(Stored records)
%%
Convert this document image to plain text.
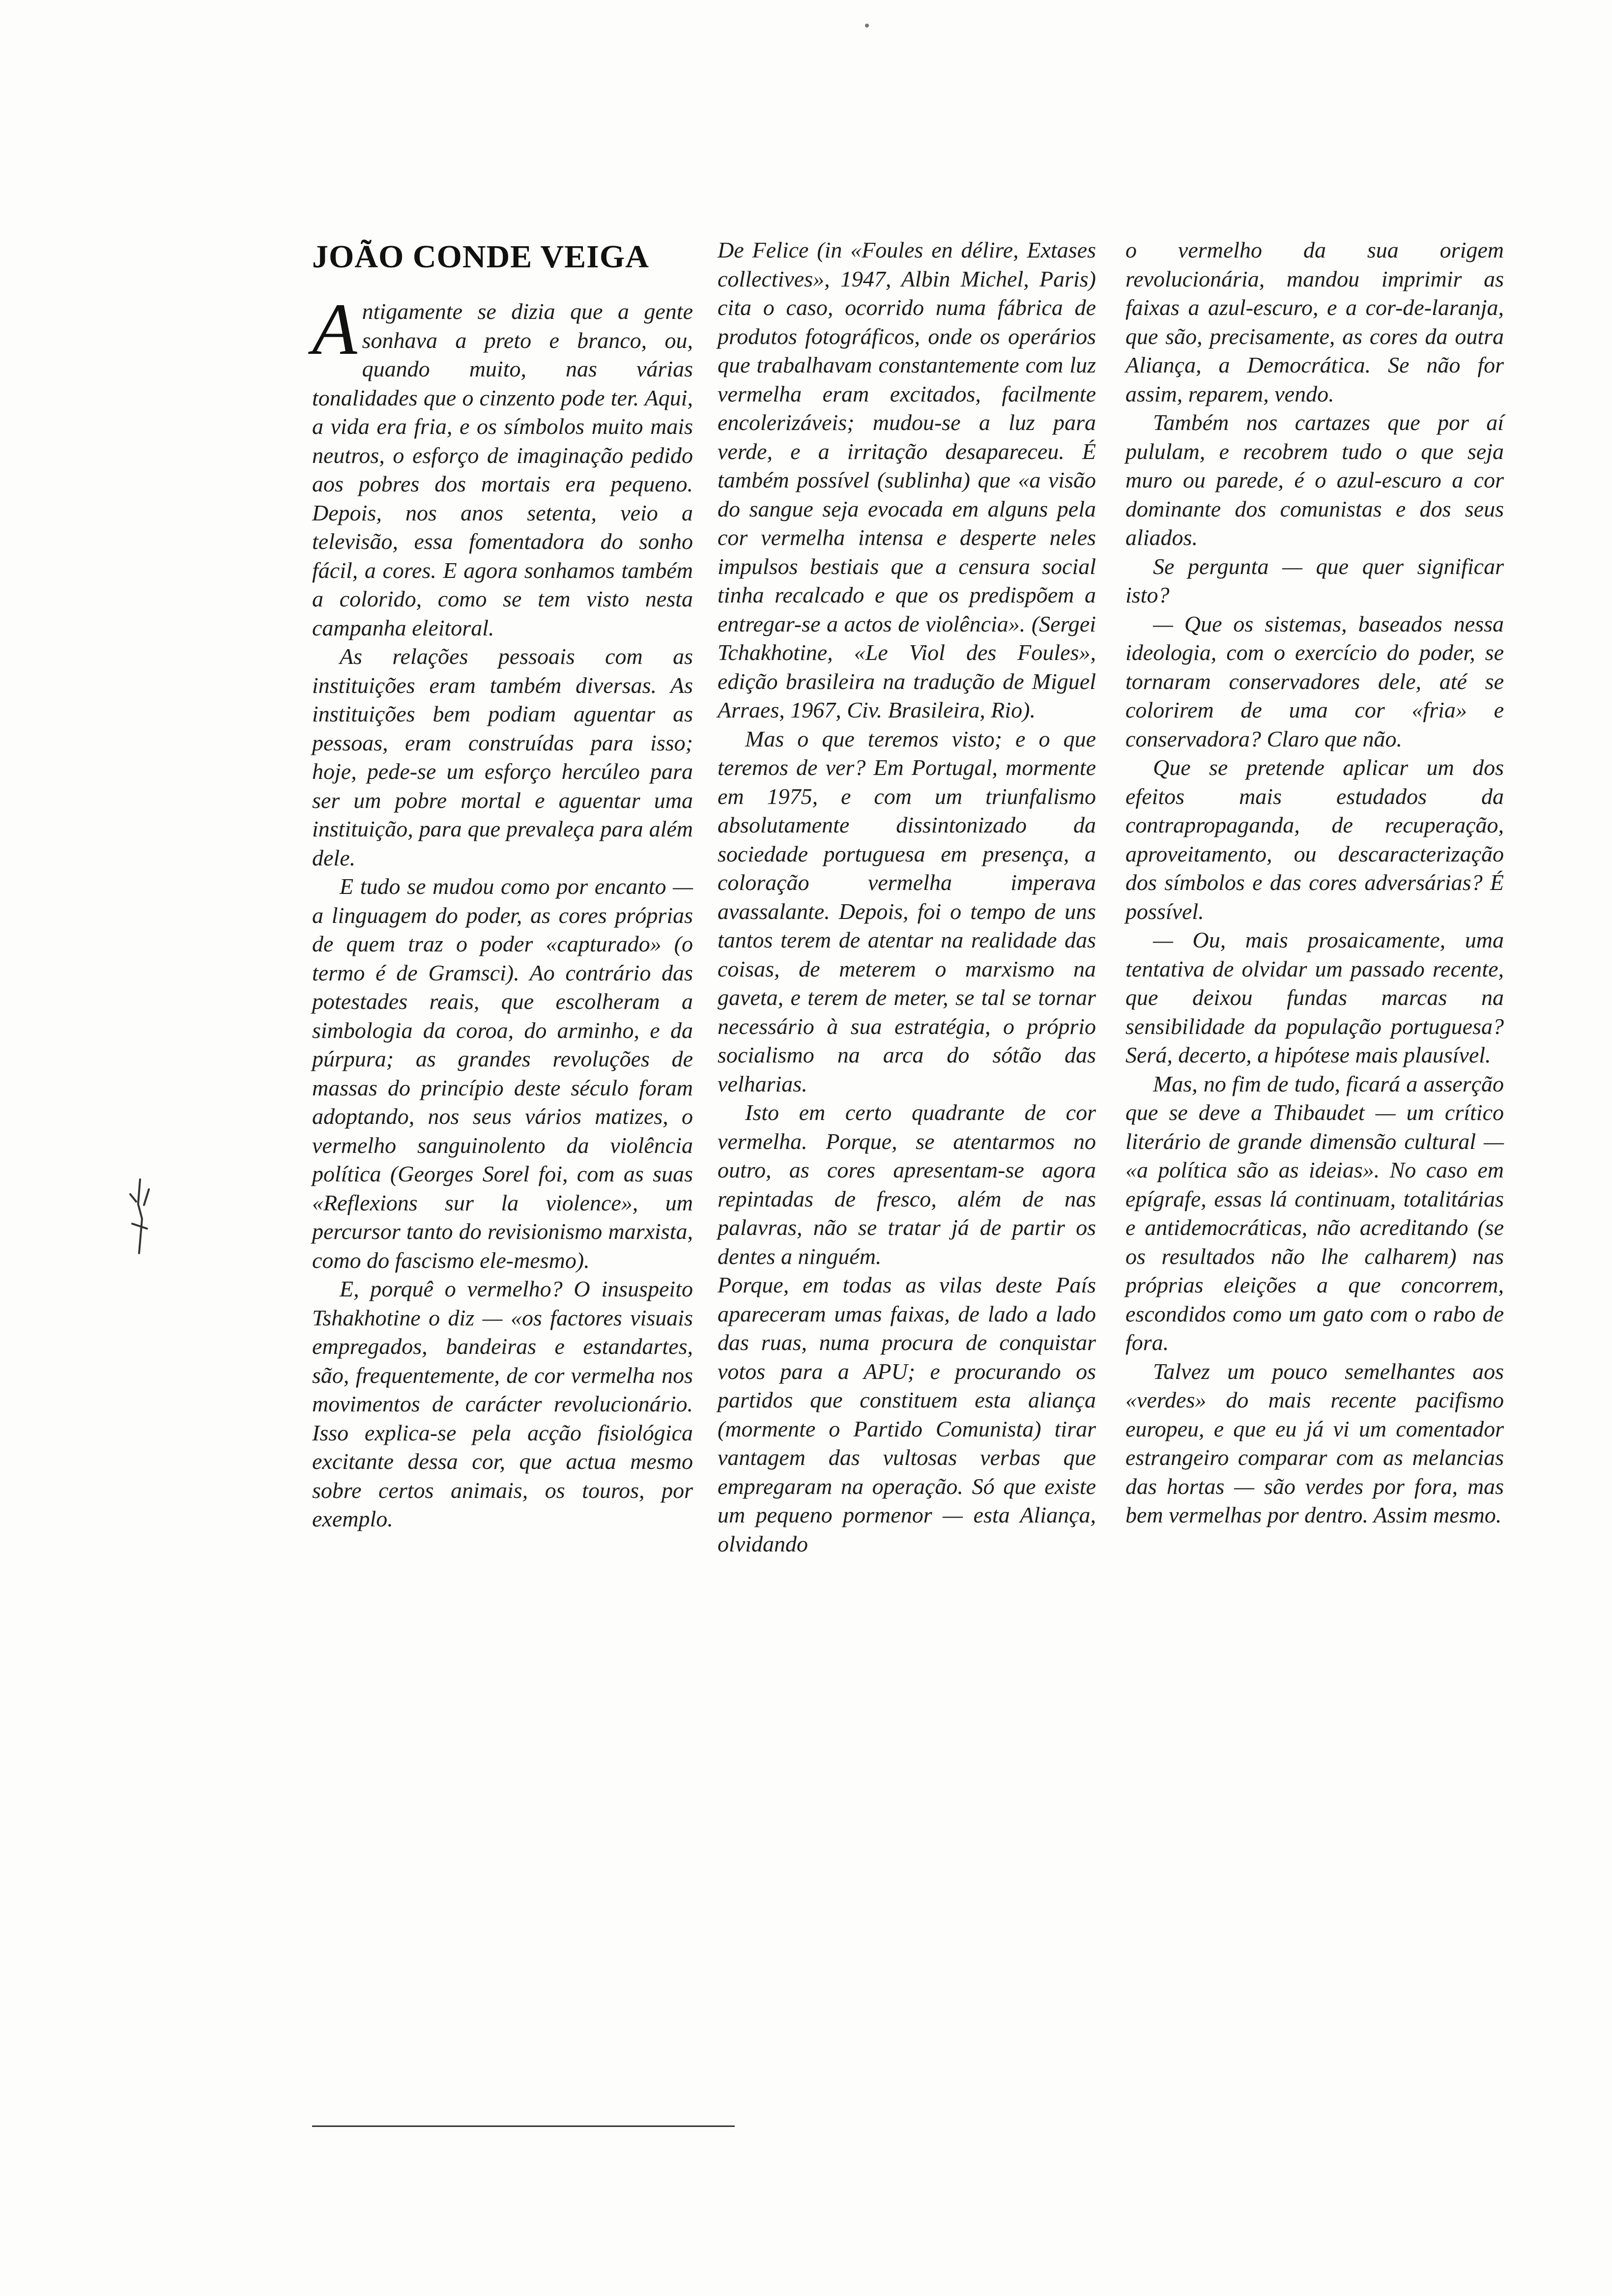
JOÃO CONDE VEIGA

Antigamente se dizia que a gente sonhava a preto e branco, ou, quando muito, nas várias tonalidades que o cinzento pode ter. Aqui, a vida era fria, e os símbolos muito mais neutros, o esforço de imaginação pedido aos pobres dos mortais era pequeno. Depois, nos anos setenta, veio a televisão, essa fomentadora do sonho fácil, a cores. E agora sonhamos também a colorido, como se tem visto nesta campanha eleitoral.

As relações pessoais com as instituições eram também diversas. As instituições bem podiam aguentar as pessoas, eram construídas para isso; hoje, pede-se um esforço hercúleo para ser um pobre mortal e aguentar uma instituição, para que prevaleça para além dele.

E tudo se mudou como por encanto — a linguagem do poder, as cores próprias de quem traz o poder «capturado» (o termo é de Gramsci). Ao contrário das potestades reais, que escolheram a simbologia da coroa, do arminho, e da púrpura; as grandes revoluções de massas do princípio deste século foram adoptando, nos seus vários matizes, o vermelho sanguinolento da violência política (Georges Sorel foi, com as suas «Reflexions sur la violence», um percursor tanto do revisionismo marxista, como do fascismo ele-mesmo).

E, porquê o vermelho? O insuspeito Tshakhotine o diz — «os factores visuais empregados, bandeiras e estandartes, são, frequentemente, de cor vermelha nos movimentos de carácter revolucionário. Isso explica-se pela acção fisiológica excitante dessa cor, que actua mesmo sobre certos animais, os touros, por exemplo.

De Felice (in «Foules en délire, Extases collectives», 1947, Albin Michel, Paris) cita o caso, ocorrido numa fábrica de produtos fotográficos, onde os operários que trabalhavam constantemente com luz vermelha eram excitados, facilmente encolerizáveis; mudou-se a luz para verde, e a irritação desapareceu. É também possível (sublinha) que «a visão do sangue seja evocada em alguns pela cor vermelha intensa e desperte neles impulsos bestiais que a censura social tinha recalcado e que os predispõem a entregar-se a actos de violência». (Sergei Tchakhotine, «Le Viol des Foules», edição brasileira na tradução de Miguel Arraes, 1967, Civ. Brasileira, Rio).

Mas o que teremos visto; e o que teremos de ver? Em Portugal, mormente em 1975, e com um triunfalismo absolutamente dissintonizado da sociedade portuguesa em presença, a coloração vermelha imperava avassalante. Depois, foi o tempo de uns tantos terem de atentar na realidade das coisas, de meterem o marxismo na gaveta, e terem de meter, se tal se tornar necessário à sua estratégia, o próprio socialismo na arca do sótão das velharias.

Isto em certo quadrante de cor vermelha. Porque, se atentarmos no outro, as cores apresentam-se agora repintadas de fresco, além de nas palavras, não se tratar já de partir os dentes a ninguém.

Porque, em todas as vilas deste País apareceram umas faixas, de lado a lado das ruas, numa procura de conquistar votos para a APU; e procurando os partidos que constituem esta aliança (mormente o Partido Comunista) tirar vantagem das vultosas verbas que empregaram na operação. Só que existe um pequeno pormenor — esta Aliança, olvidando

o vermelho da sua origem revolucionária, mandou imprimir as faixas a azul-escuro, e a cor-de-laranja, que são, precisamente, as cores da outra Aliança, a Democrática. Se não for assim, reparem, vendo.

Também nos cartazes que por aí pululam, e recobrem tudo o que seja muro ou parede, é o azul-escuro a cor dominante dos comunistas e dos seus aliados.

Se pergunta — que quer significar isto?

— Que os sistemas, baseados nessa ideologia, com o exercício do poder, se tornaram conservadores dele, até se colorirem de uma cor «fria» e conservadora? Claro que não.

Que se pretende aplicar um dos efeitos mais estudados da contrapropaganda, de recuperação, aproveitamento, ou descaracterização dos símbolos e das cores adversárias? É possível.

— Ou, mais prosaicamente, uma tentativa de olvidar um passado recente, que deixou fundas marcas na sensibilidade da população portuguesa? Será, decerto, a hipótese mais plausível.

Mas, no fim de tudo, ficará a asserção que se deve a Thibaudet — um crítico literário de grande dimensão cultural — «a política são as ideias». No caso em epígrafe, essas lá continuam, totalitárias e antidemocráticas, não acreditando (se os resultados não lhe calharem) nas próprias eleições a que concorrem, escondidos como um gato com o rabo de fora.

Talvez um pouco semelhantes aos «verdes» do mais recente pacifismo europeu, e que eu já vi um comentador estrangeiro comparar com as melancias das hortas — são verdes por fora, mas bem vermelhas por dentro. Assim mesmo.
%%
%%
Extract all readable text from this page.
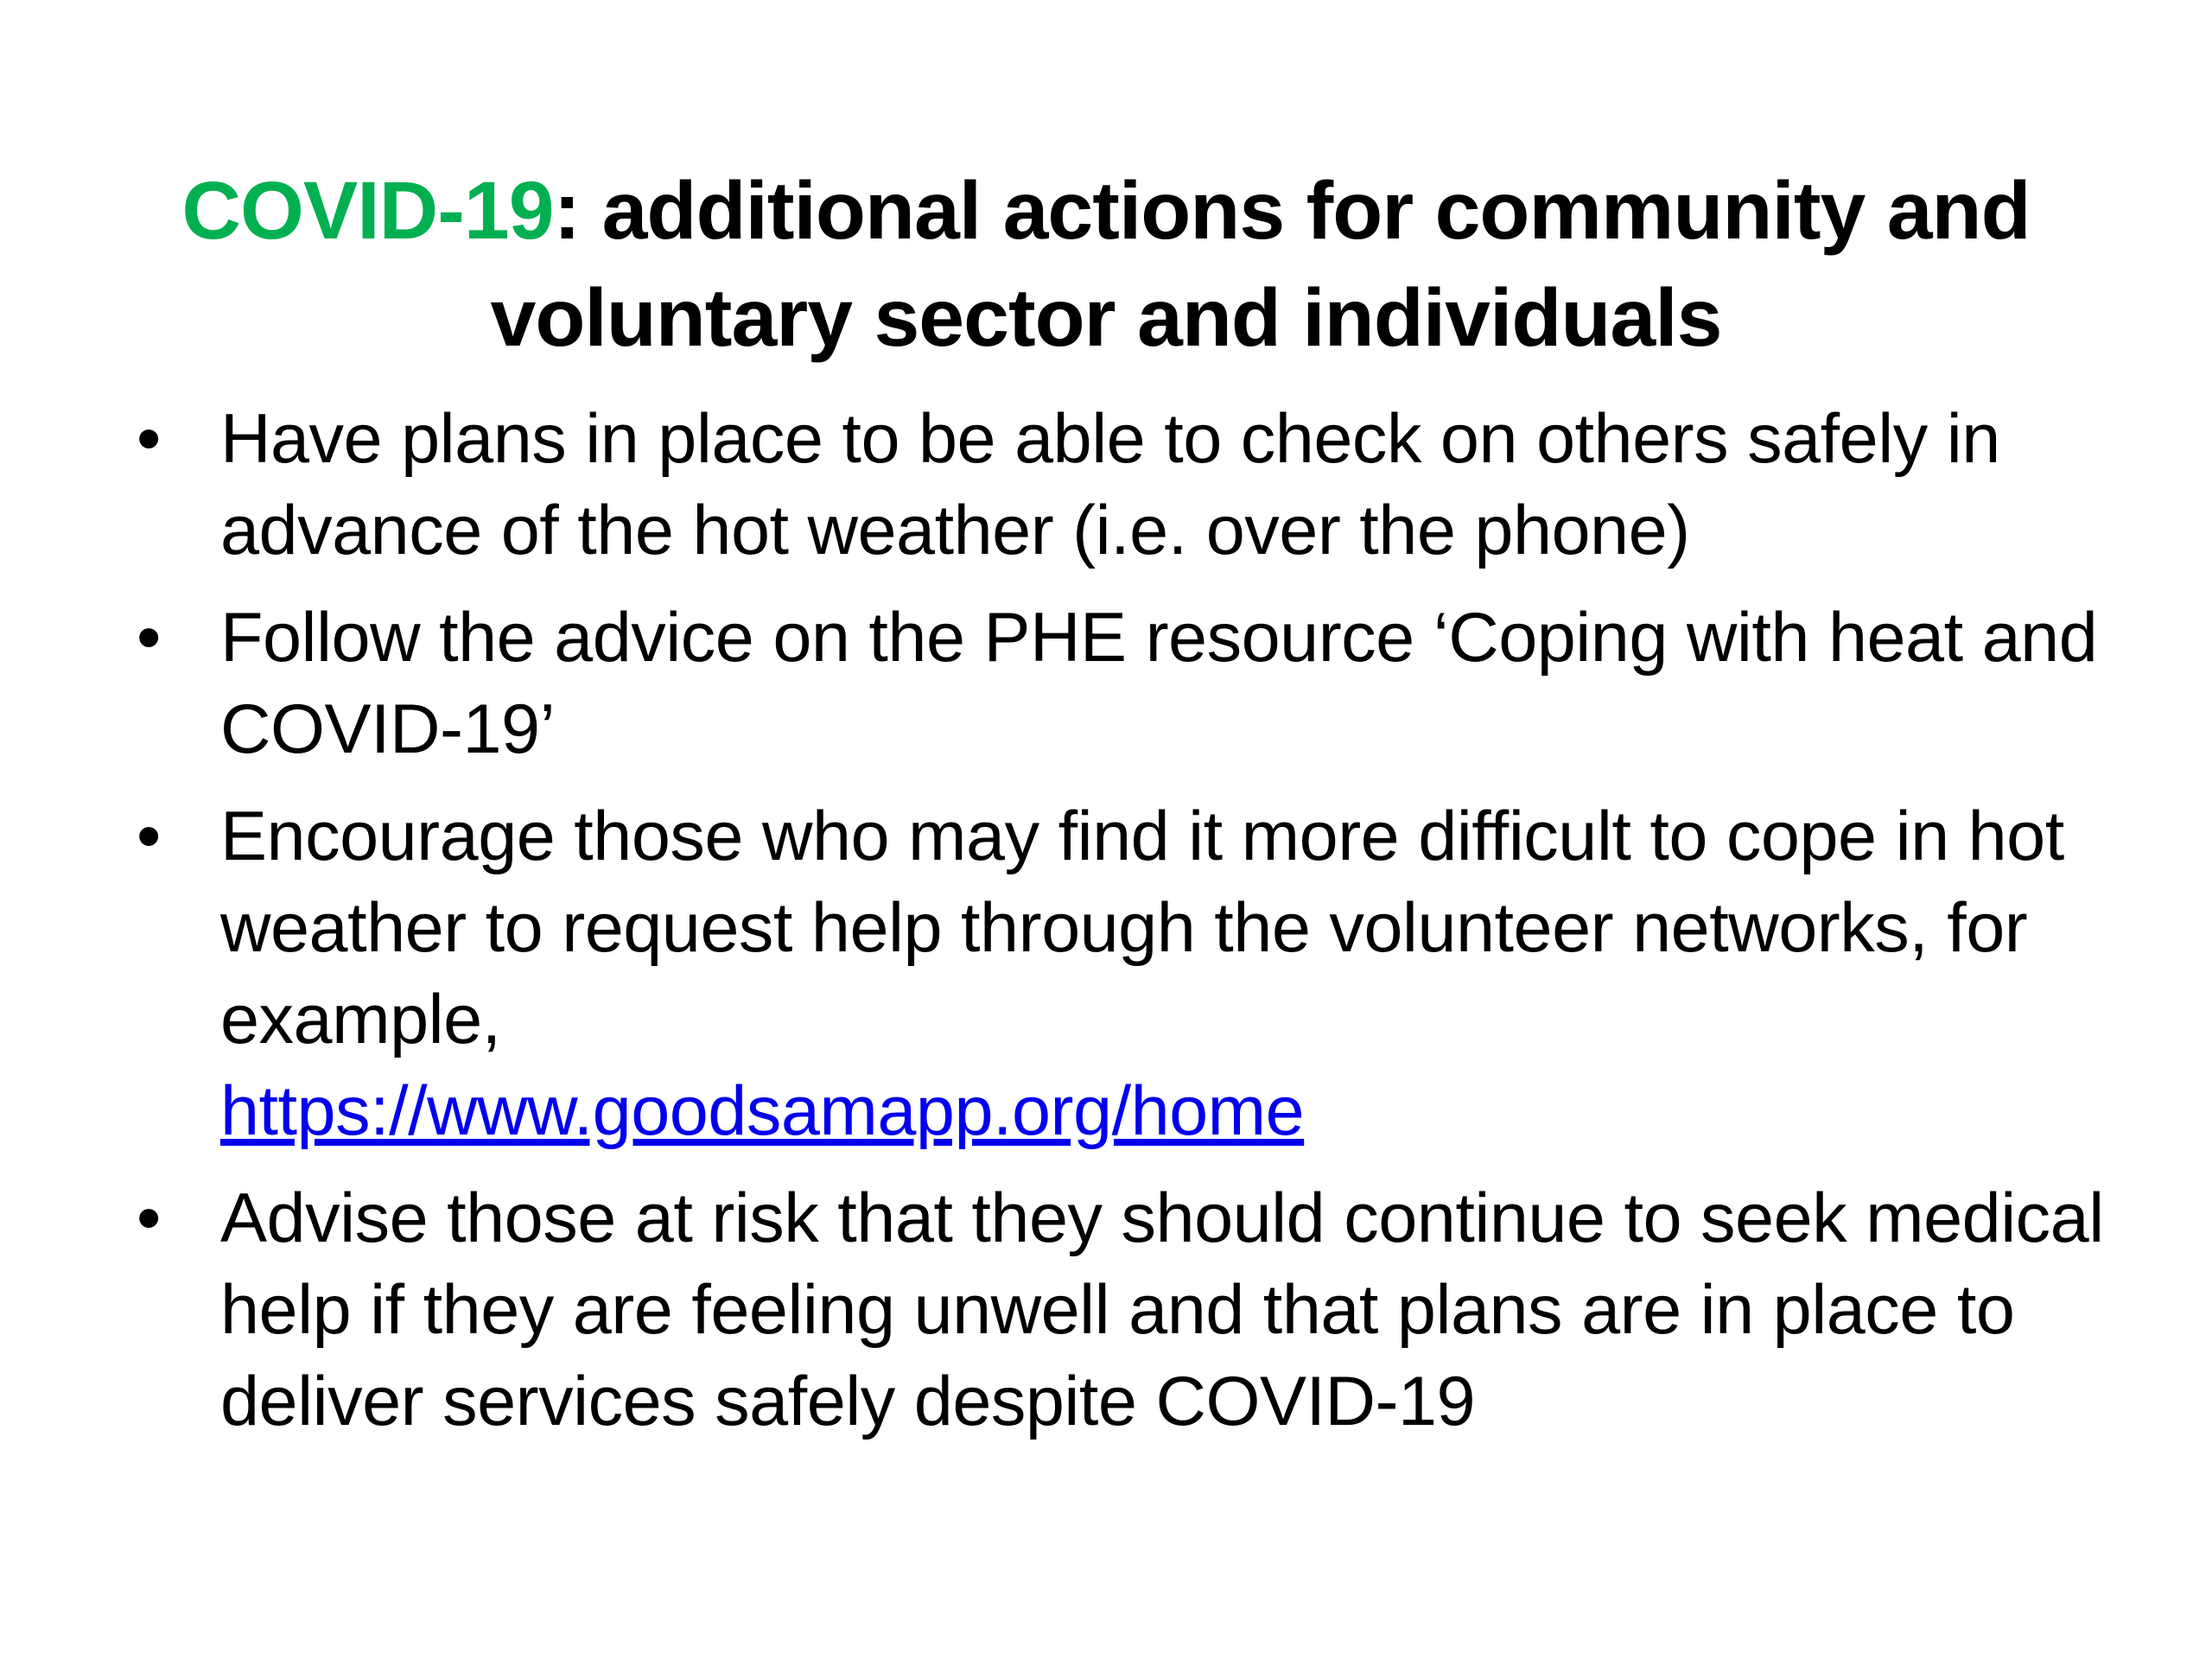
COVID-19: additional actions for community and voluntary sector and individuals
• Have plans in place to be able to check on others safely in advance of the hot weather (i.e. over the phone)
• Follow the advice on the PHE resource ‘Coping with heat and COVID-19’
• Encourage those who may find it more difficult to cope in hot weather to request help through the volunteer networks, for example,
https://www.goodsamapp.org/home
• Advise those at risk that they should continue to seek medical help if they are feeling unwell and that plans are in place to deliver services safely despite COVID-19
%%
- [What you have to do] Among the lines of the records above, count those holding the string "help", and report only the number.

- [Task response] 2